▶ [Aim of the task]
An exact reproduction of the records is required, with all images left out.
----------
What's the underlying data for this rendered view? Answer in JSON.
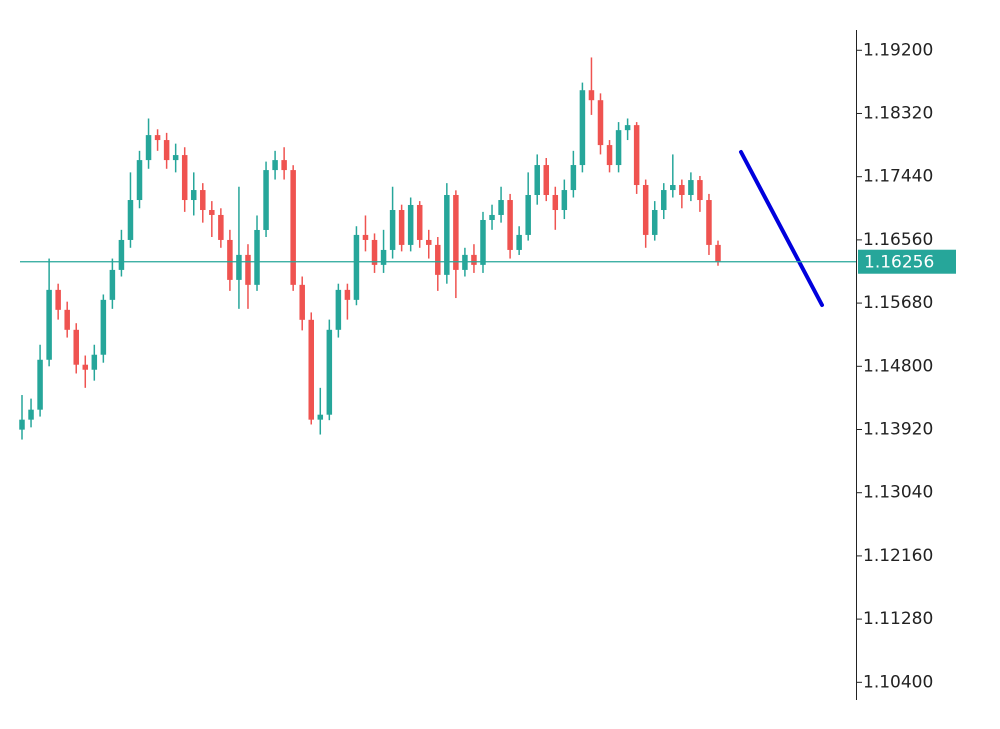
{
  "chart_data": {
    "type": "candlestick",
    "ylim": [
      1.0975,
      1.199
    ],
    "yticks": [
      {
        "value": 1.192,
        "label": "1.19200"
      },
      {
        "value": 1.1832,
        "label": "1.18320"
      },
      {
        "value": 1.1744,
        "label": "1.17440"
      },
      {
        "value": 1.1656,
        "label": "1.16560"
      },
      {
        "value": 1.1568,
        "label": "1.15680"
      },
      {
        "value": 1.148,
        "label": "1.14800"
      },
      {
        "value": 1.1392,
        "label": "1.13920"
      },
      {
        "value": 1.1304,
        "label": "1.13040"
      },
      {
        "value": 1.1216,
        "label": "1.12160"
      },
      {
        "value": 1.1128,
        "label": "1.11280"
      },
      {
        "value": 1.104,
        "label": "1.10400"
      }
    ],
    "up_color": "#26a69a",
    "down_color": "#ef5350",
    "last_price": 1.16256,
    "last_price_color": "#26a69a",
    "open": [
      1.13918,
      1.14057,
      1.14196,
      1.14891,
      1.15864,
      1.15586,
      1.15308,
      1.14822,
      1.14752,
      1.14961,
      1.15725,
      1.16142,
      1.16559,
      1.17115,
      1.17671,
      1.18019,
      1.1795,
      1.17671,
      1.17741,
      1.17115,
      1.17254,
      1.16976,
      1.16907,
      1.16559,
      1.16003,
      1.16351,
      1.15934,
      1.16698,
      1.17532,
      1.17671,
      1.17532,
      1.15934,
      1.15447,
      1.14057,
      1.14126,
      1.15308,
      1.15864,
      1.15725,
      1.16629,
      1.16559,
      1.16212,
      1.1642,
      1.16976,
      1.1649,
      1.17046,
      1.16559,
      1.1649,
      1.16073,
      1.17185,
      1.16142,
      1.16351,
      1.16212,
      1.16837,
      1.16907,
      1.17115,
      1.1642,
      1.16629,
      1.17185,
      1.17602,
      1.17185,
      1.16976,
      1.17254,
      1.17602,
      1.18644,
      1.18505,
      1.1788,
      1.17602,
      1.18088,
      1.18158,
      1.17324,
      1.16629,
      1.16976,
      1.17254,
      1.17324,
      1.17185,
      1.17393,
      1.17115,
      1.1649
    ],
    "high": [
      1.144,
      1.1435,
      1.151,
      1.163,
      1.1595,
      1.157,
      1.154,
      1.1495,
      1.151,
      1.158,
      1.163,
      1.167,
      1.175,
      1.178,
      1.1825,
      1.181,
      1.1805,
      1.179,
      1.1785,
      1.175,
      1.1735,
      1.171,
      1.17,
      1.167,
      1.173,
      1.165,
      1.169,
      1.1765,
      1.178,
      1.1785,
      1.176,
      1.1605,
      1.1555,
      1.145,
      1.1545,
      1.1595,
      1.1595,
      1.1675,
      1.169,
      1.1665,
      1.167,
      1.173,
      1.1705,
      1.1715,
      1.171,
      1.167,
      1.166,
      1.1735,
      1.1725,
      1.1645,
      1.165,
      1.1695,
      1.1705,
      1.173,
      1.172,
      1.1675,
      1.175,
      1.1775,
      1.177,
      1.173,
      1.174,
      1.178,
      1.1875,
      1.191,
      1.186,
      1.1795,
      1.182,
      1.1825,
      1.182,
      1.174,
      1.171,
      1.1735,
      1.1775,
      1.174,
      1.175,
      1.1745,
      1.172,
      1.1655
    ],
    "low": [
      1.1378,
      1.1395,
      1.141,
      1.148,
      1.1545,
      1.152,
      1.147,
      1.145,
      1.146,
      1.1485,
      1.156,
      1.1605,
      1.1645,
      1.17,
      1.1755,
      1.178,
      1.1755,
      1.175,
      1.1695,
      1.169,
      1.168,
      1.166,
      1.1645,
      1.1585,
      1.156,
      1.156,
      1.1585,
      1.166,
      1.174,
      1.174,
      1.1585,
      1.153,
      1.1399,
      1.1385,
      1.1405,
      1.152,
      1.1545,
      1.1565,
      1.164,
      1.161,
      1.161,
      1.163,
      1.164,
      1.164,
      1.1645,
      1.163,
      1.1585,
      1.1595,
      1.1575,
      1.1605,
      1.161,
      1.161,
      1.167,
      1.168,
      1.163,
      1.1635,
      1.1655,
      1.1705,
      1.171,
      1.167,
      1.1685,
      1.1715,
      1.175,
      1.183,
      1.1775,
      1.175,
      1.175,
      1.1795,
      1.172,
      1.1645,
      1.1655,
      1.1685,
      1.1715,
      1.17,
      1.171,
      1.1695,
      1.1635,
      1.162
    ],
    "close": [
      1.14057,
      1.14196,
      1.14891,
      1.15864,
      1.15586,
      1.15308,
      1.14822,
      1.14752,
      1.14961,
      1.15725,
      1.16142,
      1.16559,
      1.17115,
      1.17671,
      1.18019,
      1.1795,
      1.17671,
      1.17741,
      1.17115,
      1.17254,
      1.16976,
      1.16907,
      1.16559,
      1.16003,
      1.16351,
      1.15934,
      1.16698,
      1.17532,
      1.17671,
      1.17532,
      1.15934,
      1.15447,
      1.14057,
      1.14126,
      1.15308,
      1.15864,
      1.15725,
      1.16629,
      1.16559,
      1.16212,
      1.1642,
      1.16976,
      1.1649,
      1.17046,
      1.16559,
      1.1649,
      1.16073,
      1.17185,
      1.16142,
      1.16351,
      1.16212,
      1.16837,
      1.16907,
      1.17115,
      1.1642,
      1.16629,
      1.17185,
      1.17602,
      1.17185,
      1.16976,
      1.17254,
      1.17602,
      1.18644,
      1.18505,
      1.1788,
      1.17602,
      1.18088,
      1.18158,
      1.17324,
      1.16629,
      1.16976,
      1.17254,
      1.17324,
      1.17185,
      1.17393,
      1.17115,
      1.1649,
      1.16256
    ]
  }
}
----------
▶ [Response below]
What's the underlying data for this rendered view? Answer in JSON.
{
  "chart_data": {
    "type": "candlestick",
    "ylim": [
      1.0975,
      1.199
    ],
    "yticks": [
      {
        "value": 1.192,
        "label": "1.19200"
      },
      {
        "value": 1.1832,
        "label": "1.18320"
      },
      {
        "value": 1.1744,
        "label": "1.17440"
      },
      {
        "value": 1.1656,
        "label": "1.16560"
      },
      {
        "value": 1.1568,
        "label": "1.15680"
      },
      {
        "value": 1.148,
        "label": "1.14800"
      },
      {
        "value": 1.1392,
        "label": "1.13920"
      },
      {
        "value": 1.1304,
        "label": "1.13040"
      },
      {
        "value": 1.1216,
        "label": "1.12160"
      },
      {
        "value": 1.1128,
        "label": "1.11280"
      },
      {
        "value": 1.104,
        "label": "1.10400"
      }
    ],
    "up_color": "#26a69a",
    "down_color": "#ef5350",
    "last_price": 1.16256,
    "last_price_color": "#26a69a",
    "open": [
      1.13918,
      1.14057,
      1.14196,
      1.14891,
      1.15864,
      1.15586,
      1.15308,
      1.14822,
      1.14752,
      1.14961,
      1.15725,
      1.16142,
      1.16559,
      1.17115,
      1.17671,
      1.18019,
      1.1795,
      1.17671,
      1.17741,
      1.17115,
      1.17254,
      1.16976,
      1.16907,
      1.16559,
      1.16003,
      1.16351,
      1.15934,
      1.16698,
      1.17532,
      1.17671,
      1.17532,
      1.15934,
      1.15447,
      1.14057,
      1.14126,
      1.15308,
      1.15864,
      1.15725,
      1.16629,
      1.16559,
      1.16212,
      1.1642,
      1.16976,
      1.1649,
      1.17046,
      1.16559,
      1.1649,
      1.16073,
      1.17185,
      1.16142,
      1.16351,
      1.16212,
      1.16837,
      1.16907,
      1.17115,
      1.1642,
      1.16629,
      1.17185,
      1.17602,
      1.17185,
      1.16976,
      1.17254,
      1.17602,
      1.18644,
      1.18505,
      1.1788,
      1.17602,
      1.18088,
      1.18158,
      1.17324,
      1.16629,
      1.16976,
      1.17254,
      1.17324,
      1.17185,
      1.17393,
      1.17115,
      1.1649
    ],
    "high": [
      1.144,
      1.1435,
      1.151,
      1.163,
      1.1595,
      1.157,
      1.154,
      1.1495,
      1.151,
      1.158,
      1.163,
      1.167,
      1.175,
      1.178,
      1.1825,
      1.181,
      1.1805,
      1.179,
      1.1785,
      1.175,
      1.1735,
      1.171,
      1.17,
      1.167,
      1.173,
      1.165,
      1.169,
      1.1765,
      1.178,
      1.1785,
      1.176,
      1.1605,
      1.1555,
      1.145,
      1.1545,
      1.1595,
      1.1595,
      1.1675,
      1.169,
      1.1665,
      1.167,
      1.173,
      1.1705,
      1.1715,
      1.171,
      1.167,
      1.166,
      1.1735,
      1.1725,
      1.1645,
      1.165,
      1.1695,
      1.1705,
      1.173,
      1.172,
      1.1675,
      1.175,
      1.1775,
      1.177,
      1.173,
      1.174,
      1.178,
      1.1875,
      1.191,
      1.186,
      1.1795,
      1.182,
      1.1825,
      1.182,
      1.174,
      1.171,
      1.1735,
      1.1775,
      1.174,
      1.175,
      1.1745,
      1.172,
      1.1655
    ],
    "low": [
      1.1378,
      1.1395,
      1.141,
      1.148,
      1.1545,
      1.152,
      1.147,
      1.145,
      1.146,
      1.1485,
      1.156,
      1.1605,
      1.1645,
      1.17,
      1.1755,
      1.178,
      1.1755,
      1.175,
      1.1695,
      1.169,
      1.168,
      1.166,
      1.1645,
      1.1585,
      1.156,
      1.156,
      1.1585,
      1.166,
      1.174,
      1.174,
      1.1585,
      1.153,
      1.1399,
      1.1385,
      1.1405,
      1.152,
      1.1545,
      1.1565,
      1.164,
      1.161,
      1.161,
      1.163,
      1.164,
      1.164,
      1.1645,
      1.163,
      1.1585,
      1.1595,
      1.1575,
      1.1605,
      1.161,
      1.161,
      1.167,
      1.168,
      1.163,
      1.1635,
      1.1655,
      1.1705,
      1.171,
      1.167,
      1.1685,
      1.1715,
      1.175,
      1.183,
      1.1775,
      1.175,
      1.175,
      1.1795,
      1.172,
      1.1645,
      1.1655,
      1.1685,
      1.1715,
      1.17,
      1.171,
      1.1695,
      1.1635,
      1.162
    ],
    "close": [
      1.14057,
      1.14196,
      1.14891,
      1.15864,
      1.15586,
      1.15308,
      1.14822,
      1.14752,
      1.14961,
      1.15725,
      1.16142,
      1.16559,
      1.17115,
      1.17671,
      1.18019,
      1.1795,
      1.17671,
      1.17741,
      1.17115,
      1.17254,
      1.16976,
      1.16907,
      1.16559,
      1.16003,
      1.16351,
      1.15934,
      1.16698,
      1.17532,
      1.17671,
      1.17532,
      1.15934,
      1.15447,
      1.14057,
      1.14126,
      1.15308,
      1.15864,
      1.15725,
      1.16629,
      1.16559,
      1.16212,
      1.1642,
      1.16976,
      1.1649,
      1.17046,
      1.16559,
      1.1649,
      1.16073,
      1.17185,
      1.16142,
      1.16351,
      1.16212,
      1.16837,
      1.16907,
      1.17115,
      1.1642,
      1.16629,
      1.17185,
      1.17602,
      1.17185,
      1.16976,
      1.17254,
      1.17602,
      1.18644,
      1.18505,
      1.1788,
      1.17602,
      1.18088,
      1.18158,
      1.17324,
      1.16629,
      1.16976,
      1.17254,
      1.17324,
      1.17185,
      1.17393,
      1.17115,
      1.1649,
      1.16256
    ]
  }
}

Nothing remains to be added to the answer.